- **Exercise**: Extract all of the entries and set them down verbatim.

- **Exercise data**:
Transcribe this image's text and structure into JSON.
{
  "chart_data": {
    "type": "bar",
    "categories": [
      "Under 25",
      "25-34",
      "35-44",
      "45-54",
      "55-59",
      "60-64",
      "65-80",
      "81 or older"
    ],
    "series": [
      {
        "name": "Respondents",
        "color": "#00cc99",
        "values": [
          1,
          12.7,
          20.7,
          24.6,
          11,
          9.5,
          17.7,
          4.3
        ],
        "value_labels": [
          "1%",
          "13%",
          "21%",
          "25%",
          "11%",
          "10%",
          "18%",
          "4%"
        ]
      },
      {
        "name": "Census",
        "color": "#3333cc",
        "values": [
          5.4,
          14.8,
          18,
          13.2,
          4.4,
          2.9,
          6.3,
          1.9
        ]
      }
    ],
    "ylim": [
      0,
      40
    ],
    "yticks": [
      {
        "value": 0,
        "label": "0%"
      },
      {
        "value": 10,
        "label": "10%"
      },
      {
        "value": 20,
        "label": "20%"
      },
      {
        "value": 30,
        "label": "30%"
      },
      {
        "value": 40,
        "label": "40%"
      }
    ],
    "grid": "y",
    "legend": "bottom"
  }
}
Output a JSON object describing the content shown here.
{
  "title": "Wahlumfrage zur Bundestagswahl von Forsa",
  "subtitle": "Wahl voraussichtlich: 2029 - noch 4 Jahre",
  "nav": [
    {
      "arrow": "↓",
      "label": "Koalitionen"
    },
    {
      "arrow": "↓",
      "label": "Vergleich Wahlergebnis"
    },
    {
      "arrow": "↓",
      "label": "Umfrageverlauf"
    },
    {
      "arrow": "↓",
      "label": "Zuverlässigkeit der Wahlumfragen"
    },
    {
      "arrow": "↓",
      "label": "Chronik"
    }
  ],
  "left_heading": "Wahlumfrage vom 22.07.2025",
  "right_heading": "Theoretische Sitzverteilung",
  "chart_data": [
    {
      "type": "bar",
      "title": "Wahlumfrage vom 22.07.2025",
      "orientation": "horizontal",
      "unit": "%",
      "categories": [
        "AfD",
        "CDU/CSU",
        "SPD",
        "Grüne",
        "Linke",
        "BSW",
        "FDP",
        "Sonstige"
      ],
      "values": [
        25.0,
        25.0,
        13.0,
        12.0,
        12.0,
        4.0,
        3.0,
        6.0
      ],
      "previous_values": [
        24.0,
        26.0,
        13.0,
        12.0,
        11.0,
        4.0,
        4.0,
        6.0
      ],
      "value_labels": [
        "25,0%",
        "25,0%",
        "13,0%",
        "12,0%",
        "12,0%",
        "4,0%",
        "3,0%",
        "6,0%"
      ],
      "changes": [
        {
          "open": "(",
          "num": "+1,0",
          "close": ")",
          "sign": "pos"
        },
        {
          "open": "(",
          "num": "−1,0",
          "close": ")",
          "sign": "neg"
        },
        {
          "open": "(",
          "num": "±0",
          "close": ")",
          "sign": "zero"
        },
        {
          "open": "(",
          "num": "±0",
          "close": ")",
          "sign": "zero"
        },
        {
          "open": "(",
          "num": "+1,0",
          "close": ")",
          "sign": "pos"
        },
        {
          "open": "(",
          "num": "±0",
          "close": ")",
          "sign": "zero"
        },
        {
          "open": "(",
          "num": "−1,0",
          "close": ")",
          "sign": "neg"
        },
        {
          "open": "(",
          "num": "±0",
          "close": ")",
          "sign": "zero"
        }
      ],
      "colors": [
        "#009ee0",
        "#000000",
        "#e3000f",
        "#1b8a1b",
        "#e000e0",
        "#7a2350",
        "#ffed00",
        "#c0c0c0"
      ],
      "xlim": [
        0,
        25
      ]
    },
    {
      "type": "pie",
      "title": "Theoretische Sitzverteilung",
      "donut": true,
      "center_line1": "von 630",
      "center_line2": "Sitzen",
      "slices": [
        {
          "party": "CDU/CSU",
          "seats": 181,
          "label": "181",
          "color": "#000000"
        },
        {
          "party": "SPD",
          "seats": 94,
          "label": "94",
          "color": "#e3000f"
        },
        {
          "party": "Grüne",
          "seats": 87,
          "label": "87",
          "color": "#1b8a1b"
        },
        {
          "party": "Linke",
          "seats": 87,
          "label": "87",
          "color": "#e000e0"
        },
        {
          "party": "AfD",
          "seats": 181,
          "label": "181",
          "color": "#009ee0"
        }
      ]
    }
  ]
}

- **Answer to the problem**:
Transcribe this image's text and structure into JSON.
{
  "chart_data": {
    "type": "bar",
    "categories": [
      "Under 25",
      "25-34",
      "35-44",
      "45-54",
      "55-59",
      "60-64",
      "65-80",
      "81 or older"
    ],
    "series": [
      {
        "name": "Respondents",
        "color": "#00cc99",
        "values": [
          1,
          12.7,
          20.7,
          24.6,
          11,
          9.5,
          17.7,
          4.3
        ],
        "value_labels": [
          "1%",
          "13%",
          "21%",
          "25%",
          "11%",
          "10%",
          "18%",
          "4%"
        ]
      },
      {
        "name": "Census",
        "color": "#3333cc",
        "values": [
          5.4,
          14.8,
          18,
          13.2,
          4.4,
          2.9,
          6.3,
          1.9
        ]
      }
    ],
    "ylim": [
      0,
      40
    ],
    "yticks": [
      {
        "value": 0,
        "label": "0%"
      },
      {
        "value": 10,
        "label": "10%"
      },
      {
        "value": 20,
        "label": "20%"
      },
      {
        "value": 30,
        "label": "30%"
      },
      {
        "value": 40,
        "label": "40%"
      }
    ],
    "grid": "y",
    "legend": "bottom"
  }
}
Output a JSON object describing the content shown here.
{
  "title": "Wahlumfrage zur Bundestagswahl von Forsa",
  "subtitle": "Wahl voraussichtlich: 2029 - noch 4 Jahre",
  "nav": [
    {
      "arrow": "↓",
      "label": "Koalitionen"
    },
    {
      "arrow": "↓",
      "label": "Vergleich Wahlergebnis"
    },
    {
      "arrow": "↓",
      "label": "Umfrageverlauf"
    },
    {
      "arrow": "↓",
      "label": "Zuverlässigkeit der Wahlumfragen"
    },
    {
      "arrow": "↓",
      "label": "Chronik"
    }
  ],
  "left_heading": "Wahlumfrage vom 22.07.2025",
  "right_heading": "Theoretische Sitzverteilung",
  "chart_data": [
    {
      "type": "bar",
      "title": "Wahlumfrage vom 22.07.2025",
      "orientation": "horizontal",
      "unit": "%",
      "categories": [
        "AfD",
        "CDU/CSU",
        "SPD",
        "Grüne",
        "Linke",
        "BSW",
        "FDP",
        "Sonstige"
      ],
      "values": [
        25.0,
        25.0,
        13.0,
        12.0,
        12.0,
        4.0,
        3.0,
        6.0
      ],
      "previous_values": [
        24.0,
        26.0,
        13.0,
        12.0,
        11.0,
        4.0,
        4.0,
        6.0
      ],
      "value_labels": [
        "25,0%",
        "25,0%",
        "13,0%",
        "12,0%",
        "12,0%",
        "4,0%",
        "3,0%",
        "6,0%"
      ],
      "changes": [
        {
          "open": "(",
          "num": "+1,0",
          "close": ")",
          "sign": "pos"
        },
        {
          "open": "(",
          "num": "−1,0",
          "close": ")",
          "sign": "neg"
        },
        {
          "open": "(",
          "num": "±0",
          "close": ")",
          "sign": "zero"
        },
        {
          "open": "(",
          "num": "±0",
          "close": ")",
          "sign": "zero"
        },
        {
          "open": "(",
          "num": "+1,0",
          "close": ")",
          "sign": "pos"
        },
        {
          "open": "(",
          "num": "±0",
          "close": ")",
          "sign": "zero"
        },
        {
          "open": "(",
          "num": "−1,0",
          "close": ")",
          "sign": "neg"
        },
        {
          "open": "(",
          "num": "±0",
          "close": ")",
          "sign": "zero"
        }
      ],
      "colors": [
        "#009ee0",
        "#000000",
        "#e3000f",
        "#1b8a1b",
        "#e000e0",
        "#7a2350",
        "#ffed00",
        "#c0c0c0"
      ],
      "xlim": [
        0,
        25
      ]
    },
    {
      "type": "pie",
      "title": "Theoretische Sitzverteilung",
      "donut": true,
      "center_line1": "von 630",
      "center_line2": "Sitzen",
      "slices": [
        {
          "party": "CDU/CSU",
          "seats": 181,
          "label": "181",
          "color": "#000000"
        },
        {
          "party": "SPD",
          "seats": 94,
          "label": "94",
          "color": "#e3000f"
        },
        {
          "party": "Grüne",
          "seats": 87,
          "label": "87",
          "color": "#1b8a1b"
        },
        {
          "party": "Linke",
          "seats": 87,
          "label": "87",
          "color": "#e000e0"
        },
        {
          "party": "AfD",
          "seats": 181,
          "label": "181",
          "color": "#009ee0"
        }
      ]
    }
  ]
}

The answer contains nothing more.